--- begin ---

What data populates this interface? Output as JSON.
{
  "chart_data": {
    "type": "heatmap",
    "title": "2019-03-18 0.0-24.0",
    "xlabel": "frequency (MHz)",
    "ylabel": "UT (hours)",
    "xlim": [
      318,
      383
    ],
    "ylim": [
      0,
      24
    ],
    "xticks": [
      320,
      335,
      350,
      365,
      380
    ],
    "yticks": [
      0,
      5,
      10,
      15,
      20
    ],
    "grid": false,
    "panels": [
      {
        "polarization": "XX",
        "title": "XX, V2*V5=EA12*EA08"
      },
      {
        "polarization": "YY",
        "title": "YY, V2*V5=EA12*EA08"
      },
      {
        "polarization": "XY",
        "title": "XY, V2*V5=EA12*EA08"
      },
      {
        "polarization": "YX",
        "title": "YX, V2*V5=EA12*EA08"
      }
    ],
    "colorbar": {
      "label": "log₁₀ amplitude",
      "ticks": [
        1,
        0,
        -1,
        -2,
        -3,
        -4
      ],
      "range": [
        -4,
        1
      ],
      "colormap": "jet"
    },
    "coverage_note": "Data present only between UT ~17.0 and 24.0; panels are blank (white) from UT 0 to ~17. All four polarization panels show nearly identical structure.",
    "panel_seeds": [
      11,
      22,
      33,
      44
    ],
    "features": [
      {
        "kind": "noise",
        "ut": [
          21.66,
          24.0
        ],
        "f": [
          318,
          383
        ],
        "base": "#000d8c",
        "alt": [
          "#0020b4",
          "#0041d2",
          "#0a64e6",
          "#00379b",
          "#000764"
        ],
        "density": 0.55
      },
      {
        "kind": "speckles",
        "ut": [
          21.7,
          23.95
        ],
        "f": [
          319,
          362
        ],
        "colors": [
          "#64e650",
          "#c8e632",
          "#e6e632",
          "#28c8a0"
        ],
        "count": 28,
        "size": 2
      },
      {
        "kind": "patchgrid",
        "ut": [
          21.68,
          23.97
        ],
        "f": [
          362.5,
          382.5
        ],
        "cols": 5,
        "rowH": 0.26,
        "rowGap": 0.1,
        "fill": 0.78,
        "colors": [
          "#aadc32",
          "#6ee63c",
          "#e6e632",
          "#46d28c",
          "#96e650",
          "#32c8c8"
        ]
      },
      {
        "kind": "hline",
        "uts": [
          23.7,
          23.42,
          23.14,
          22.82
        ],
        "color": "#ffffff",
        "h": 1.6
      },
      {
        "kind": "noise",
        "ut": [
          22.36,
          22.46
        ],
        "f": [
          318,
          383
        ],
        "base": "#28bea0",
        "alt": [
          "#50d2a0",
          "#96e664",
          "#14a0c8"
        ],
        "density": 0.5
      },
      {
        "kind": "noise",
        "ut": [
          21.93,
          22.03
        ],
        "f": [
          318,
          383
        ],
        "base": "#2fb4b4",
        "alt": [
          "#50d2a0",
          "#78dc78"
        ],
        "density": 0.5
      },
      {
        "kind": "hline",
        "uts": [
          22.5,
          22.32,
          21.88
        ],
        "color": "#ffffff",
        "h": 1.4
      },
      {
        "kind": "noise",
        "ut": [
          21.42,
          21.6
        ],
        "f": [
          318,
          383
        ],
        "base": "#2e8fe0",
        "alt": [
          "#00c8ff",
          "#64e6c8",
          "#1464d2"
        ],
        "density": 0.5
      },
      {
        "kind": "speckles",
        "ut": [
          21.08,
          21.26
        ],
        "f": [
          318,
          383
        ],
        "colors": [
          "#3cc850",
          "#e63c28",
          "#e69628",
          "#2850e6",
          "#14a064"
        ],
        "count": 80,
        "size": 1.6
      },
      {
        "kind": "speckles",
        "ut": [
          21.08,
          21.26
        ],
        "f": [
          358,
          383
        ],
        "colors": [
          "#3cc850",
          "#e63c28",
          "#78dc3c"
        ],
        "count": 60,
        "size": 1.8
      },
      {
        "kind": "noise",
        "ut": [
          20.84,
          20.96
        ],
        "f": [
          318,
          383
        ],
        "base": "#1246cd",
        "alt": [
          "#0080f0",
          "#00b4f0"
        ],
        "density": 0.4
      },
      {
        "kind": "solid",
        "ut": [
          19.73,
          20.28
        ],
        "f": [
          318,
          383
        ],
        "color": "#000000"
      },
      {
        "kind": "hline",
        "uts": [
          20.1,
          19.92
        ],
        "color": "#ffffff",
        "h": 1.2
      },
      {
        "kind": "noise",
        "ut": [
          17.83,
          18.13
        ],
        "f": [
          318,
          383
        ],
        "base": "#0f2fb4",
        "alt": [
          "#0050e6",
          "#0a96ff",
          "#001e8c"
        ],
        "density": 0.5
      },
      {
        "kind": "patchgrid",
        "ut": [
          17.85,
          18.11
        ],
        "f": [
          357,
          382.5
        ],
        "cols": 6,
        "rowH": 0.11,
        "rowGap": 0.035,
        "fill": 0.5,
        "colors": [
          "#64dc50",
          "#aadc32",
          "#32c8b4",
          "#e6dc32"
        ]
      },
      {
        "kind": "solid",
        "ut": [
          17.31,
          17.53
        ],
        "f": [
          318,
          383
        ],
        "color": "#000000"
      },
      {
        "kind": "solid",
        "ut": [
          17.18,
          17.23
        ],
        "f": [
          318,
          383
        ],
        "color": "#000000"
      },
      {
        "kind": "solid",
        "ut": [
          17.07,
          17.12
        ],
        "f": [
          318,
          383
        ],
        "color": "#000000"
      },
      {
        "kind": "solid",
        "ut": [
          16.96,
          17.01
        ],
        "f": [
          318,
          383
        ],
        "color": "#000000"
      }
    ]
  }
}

--- end ---

- _What is being asked_
Scan the listing above and copy all lines containing the word "base".

- _The response_
        "base": "#000d8c",
        "base": "#28bea0",
        "base": "#2fb4b4",
        "base": "#2e8fe0",
        "base": "#1246cd",
        "base": "#0f2fb4",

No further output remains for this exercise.